**SOURCE EXCERPT:**
• • •

Livin’ in a shack in a one-horse town
Trying to get to heaven ‘fore the sun goin’ down

Not wishing to be one of those crude blogger chaps that the internet is full of these days, but I have just had an eargasm.  I haven’t sat down and listened to the Cult Electric for what feels like hundreds of years, although it was a big fave of mine when it came out – I’ve just made do with isolated tracks for ages.  I do remember a few folk of my acquaintance were really quite disappointed that the band were abandoning the smooth goth rock of Love for a BIG ROCK SOUND, much as I, umm, love Love I wasn’t sorry at all right from the first time I heard the advance single of ‘Love Removal Machine’.

Cult Electric 01

I was a fully formed rocker by 1987, I just didn’t have very much music yet*, so all the controversy over the fact that Electric was a wholesale appropriation of hard rock’s greatest hits was all a bit lost on me.  Even though the opener ‘Wild Flower’ basically stole the riff from my third favourite AC/DC song ‘Rock ‘n’ Roll Singer’ to a frightening extent, a crime so obvious that I missed it – a bit like two guys walking into your house and stealing your sofa whilst you were sitting on it, you’d be so flabbergasted by the cheek of the act that you’d forget to stop them.  You know what though? it doesn’t detract from its brilliance one iota, not even a demi-semi iota.  ‘Wild Flower’ being chiefly notable for a) Kickin’ ass** b) being Ian Astbury’s first recorded declaration that he isn’t a slightly comical man from Bradford, but a ‘wolf child, baby’.

• • •

**PROVIDED DATA:**
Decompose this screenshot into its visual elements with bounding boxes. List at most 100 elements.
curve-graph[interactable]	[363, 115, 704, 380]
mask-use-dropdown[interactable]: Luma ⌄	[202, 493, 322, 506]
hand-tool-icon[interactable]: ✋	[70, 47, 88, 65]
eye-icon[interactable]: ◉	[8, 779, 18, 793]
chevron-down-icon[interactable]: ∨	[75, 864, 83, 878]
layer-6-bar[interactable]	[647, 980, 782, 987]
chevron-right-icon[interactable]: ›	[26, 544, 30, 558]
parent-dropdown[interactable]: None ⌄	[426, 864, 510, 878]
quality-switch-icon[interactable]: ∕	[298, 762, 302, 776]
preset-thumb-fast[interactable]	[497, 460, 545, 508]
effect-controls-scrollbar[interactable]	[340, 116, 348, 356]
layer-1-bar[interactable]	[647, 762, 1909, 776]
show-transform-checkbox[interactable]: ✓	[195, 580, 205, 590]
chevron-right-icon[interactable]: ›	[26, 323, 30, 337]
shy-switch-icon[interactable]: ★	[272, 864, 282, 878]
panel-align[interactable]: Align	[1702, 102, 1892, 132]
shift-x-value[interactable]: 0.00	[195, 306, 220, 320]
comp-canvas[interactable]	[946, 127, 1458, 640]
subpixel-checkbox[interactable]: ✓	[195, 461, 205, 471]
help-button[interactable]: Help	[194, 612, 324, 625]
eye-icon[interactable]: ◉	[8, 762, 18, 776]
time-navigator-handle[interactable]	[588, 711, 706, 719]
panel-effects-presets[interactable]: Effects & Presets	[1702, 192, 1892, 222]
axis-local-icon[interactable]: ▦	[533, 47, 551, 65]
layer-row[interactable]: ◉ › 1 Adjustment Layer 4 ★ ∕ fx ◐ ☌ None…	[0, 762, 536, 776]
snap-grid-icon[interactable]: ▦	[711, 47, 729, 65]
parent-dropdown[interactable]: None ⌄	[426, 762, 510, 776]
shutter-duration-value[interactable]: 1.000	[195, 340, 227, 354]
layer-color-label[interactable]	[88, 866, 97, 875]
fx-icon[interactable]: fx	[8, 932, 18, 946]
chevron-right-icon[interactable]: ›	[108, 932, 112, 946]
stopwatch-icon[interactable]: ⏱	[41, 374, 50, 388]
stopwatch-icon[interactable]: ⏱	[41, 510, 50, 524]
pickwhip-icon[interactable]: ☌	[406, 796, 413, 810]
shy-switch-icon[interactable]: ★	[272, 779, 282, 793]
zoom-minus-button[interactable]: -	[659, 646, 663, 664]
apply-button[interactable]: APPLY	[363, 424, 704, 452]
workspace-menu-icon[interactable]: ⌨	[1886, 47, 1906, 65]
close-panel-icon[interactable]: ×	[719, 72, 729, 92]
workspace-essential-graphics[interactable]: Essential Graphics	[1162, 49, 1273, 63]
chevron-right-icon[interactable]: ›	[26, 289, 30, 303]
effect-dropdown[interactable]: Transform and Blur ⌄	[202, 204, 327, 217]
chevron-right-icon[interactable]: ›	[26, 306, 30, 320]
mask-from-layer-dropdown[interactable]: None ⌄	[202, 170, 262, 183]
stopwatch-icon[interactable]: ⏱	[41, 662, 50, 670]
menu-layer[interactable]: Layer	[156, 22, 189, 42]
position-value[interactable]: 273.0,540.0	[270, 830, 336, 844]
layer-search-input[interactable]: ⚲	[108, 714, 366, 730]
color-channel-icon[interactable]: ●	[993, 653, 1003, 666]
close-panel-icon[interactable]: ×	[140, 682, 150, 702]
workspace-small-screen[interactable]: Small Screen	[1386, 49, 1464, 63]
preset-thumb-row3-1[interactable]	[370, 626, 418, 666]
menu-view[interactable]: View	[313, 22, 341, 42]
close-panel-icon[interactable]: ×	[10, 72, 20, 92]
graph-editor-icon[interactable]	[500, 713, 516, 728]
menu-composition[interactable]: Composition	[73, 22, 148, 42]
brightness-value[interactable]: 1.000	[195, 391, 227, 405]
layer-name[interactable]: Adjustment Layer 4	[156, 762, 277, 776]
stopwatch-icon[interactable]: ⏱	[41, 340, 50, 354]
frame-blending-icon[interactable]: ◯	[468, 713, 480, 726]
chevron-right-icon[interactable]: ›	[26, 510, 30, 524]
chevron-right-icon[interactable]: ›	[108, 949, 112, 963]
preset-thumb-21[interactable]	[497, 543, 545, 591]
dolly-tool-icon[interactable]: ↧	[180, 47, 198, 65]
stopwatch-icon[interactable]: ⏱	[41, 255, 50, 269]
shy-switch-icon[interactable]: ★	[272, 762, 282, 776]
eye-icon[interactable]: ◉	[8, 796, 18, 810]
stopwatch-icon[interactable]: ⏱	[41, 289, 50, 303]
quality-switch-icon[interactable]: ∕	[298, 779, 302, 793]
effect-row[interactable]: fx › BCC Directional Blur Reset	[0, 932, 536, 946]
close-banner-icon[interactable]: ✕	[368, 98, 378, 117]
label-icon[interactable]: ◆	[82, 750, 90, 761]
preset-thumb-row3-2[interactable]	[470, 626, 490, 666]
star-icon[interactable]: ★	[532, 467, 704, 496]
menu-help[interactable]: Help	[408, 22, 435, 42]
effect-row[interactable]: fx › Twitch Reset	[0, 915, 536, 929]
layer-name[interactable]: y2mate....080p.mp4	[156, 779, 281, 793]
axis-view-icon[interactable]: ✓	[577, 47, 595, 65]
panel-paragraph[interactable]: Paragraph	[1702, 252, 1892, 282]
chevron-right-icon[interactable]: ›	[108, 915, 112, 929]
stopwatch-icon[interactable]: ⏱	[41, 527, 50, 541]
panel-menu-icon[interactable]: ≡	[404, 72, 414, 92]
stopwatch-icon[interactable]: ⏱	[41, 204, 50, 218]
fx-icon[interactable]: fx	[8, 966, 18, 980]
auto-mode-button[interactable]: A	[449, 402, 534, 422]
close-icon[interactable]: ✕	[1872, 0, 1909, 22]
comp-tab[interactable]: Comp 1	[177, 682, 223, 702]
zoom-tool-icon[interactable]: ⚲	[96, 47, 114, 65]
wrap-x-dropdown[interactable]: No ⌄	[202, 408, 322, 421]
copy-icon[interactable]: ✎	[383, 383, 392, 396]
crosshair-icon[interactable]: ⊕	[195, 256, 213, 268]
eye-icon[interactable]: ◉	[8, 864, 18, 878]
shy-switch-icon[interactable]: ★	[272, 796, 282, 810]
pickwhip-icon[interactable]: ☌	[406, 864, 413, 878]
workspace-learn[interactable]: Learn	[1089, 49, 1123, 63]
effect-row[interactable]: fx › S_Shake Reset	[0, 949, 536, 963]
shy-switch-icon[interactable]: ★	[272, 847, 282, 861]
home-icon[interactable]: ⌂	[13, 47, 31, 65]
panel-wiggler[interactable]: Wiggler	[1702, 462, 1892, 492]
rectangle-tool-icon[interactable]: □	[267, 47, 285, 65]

• • •

**WRITTEN REQUEST A:** Return the rows word for word, covering the stretch from the first of the rows through the line that contains "932, 112, 946]", both ends included.
**WRITTEN REQUEST B:** Resume the blog post about The Cult's album Electric, picking up directly after its last sentence.

**EXERCISE ANSWER A:**
Decompose this screenshot into its visual elements with bounding boxes. List at most 100 elements.
curve-graph[interactable]	[363, 115, 704, 380]
mask-use-dropdown[interactable]: Luma ⌄	[202, 493, 322, 506]
hand-tool-icon[interactable]: ✋	[70, 47, 88, 65]
eye-icon[interactable]: ◉	[8, 779, 18, 793]
chevron-down-icon[interactable]: ∨	[75, 864, 83, 878]
layer-6-bar[interactable]	[647, 980, 782, 987]
chevron-right-icon[interactable]: ›	[26, 544, 30, 558]
parent-dropdown[interactable]: None ⌄	[426, 864, 510, 878]
quality-switch-icon[interactable]: ∕	[298, 762, 302, 776]
preset-thumb-fast[interactable]	[497, 460, 545, 508]
effect-controls-scrollbar[interactable]	[340, 116, 348, 356]
layer-1-bar[interactable]	[647, 762, 1909, 776]
show-transform-checkbox[interactable]: ✓	[195, 580, 205, 590]
chevron-right-icon[interactable]: ›	[26, 323, 30, 337]
shy-switch-icon[interactable]: ★	[272, 864, 282, 878]
panel-align[interactable]: Align	[1702, 102, 1892, 132]
shift-x-value[interactable]: 0.00	[195, 306, 220, 320]
comp-canvas[interactable]	[946, 127, 1458, 640]
subpixel-checkbox[interactable]: ✓	[195, 461, 205, 471]
help-button[interactable]: Help	[194, 612, 324, 625]
eye-icon[interactable]: ◉	[8, 762, 18, 776]
time-navigator-handle[interactable]	[588, 711, 706, 719]
panel-effects-presets[interactable]: Effects & Presets	[1702, 192, 1892, 222]
axis-local-icon[interactable]: ▦	[533, 47, 551, 65]
layer-row[interactable]: ◉ › 1 Adjustment Layer 4 ★ ∕ fx ◐ ☌ None…	[0, 762, 536, 776]
snap-grid-icon[interactable]: ▦	[711, 47, 729, 65]
parent-dropdown[interactable]: None ⌄	[426, 762, 510, 776]
shutter-duration-value[interactable]: 1.000	[195, 340, 227, 354]
layer-color-label[interactable]	[88, 866, 97, 875]
fx-icon[interactable]: fx	[8, 932, 18, 946]
chevron-right-icon[interactable]: ›	[108, 932, 112, 946]

**EXERCISE ANSWER B:**
The other thing to point out that is that under Rick Rubin’s tutelage The Cult were a completely irony free zone.  When Astbury sang ‘I’m a wolf child, baby / I’m howlin’ for you’, this wasn’t a knowing tip of the hat to past hyperbolic statements of rock masculinity – he really meant it.  In that moment he truly believes that he is a feral love beast, sleek of coat and sharp of fang, lookin’ to do some matin’.  He suckled a wolf’s teats^.

Cult Electric 02

Possibly tied into this no distance straight-forward approach is the fact that what really impresses me about Electric today is the fact that the performance on this album is just incredible – the band just hurl themselves at the material as though their very lives depended upon it.  Talk about every light in the house burning – all the meters in the red.  Wow.  For me, almost more than the few classic tracks here, is what makes this such a special LP, the momentum gained is what carries some of the less brilliant songs here.  You simply can’t argue with Billy Duffy’s guitar set to ‘slay’, or Astbury howling his million gratuitous ‘Baby’s’ at you.

Cult Electric 04

Okay so ‘Wild Flower’, Lil Devil’ and ‘Love Removal Machine’ get a lot of rock rotation in this house, but it was fun having a proper listen again to a few long-forgotten friends.  The choppy ‘Electric Ocean’ with its daft (even by Cult standards) lyrics, note to band an actual, real electric ocean would be a really bad thing to be anywhere near – it’s up there with the walk-in toaster as a concept; it’s a physics thing.  Nobody needed a cover of ‘Born To Be Wild’ but that didn’t stop the Cult giving it to us, hard.  It lacks all the nuances of the original of course, but it’s wonderfully over the top and, as always, I assumed it was an original of theirs for years, plus that sheet-lightning guitar squall at the end lives up to the LP’s name, perfectly.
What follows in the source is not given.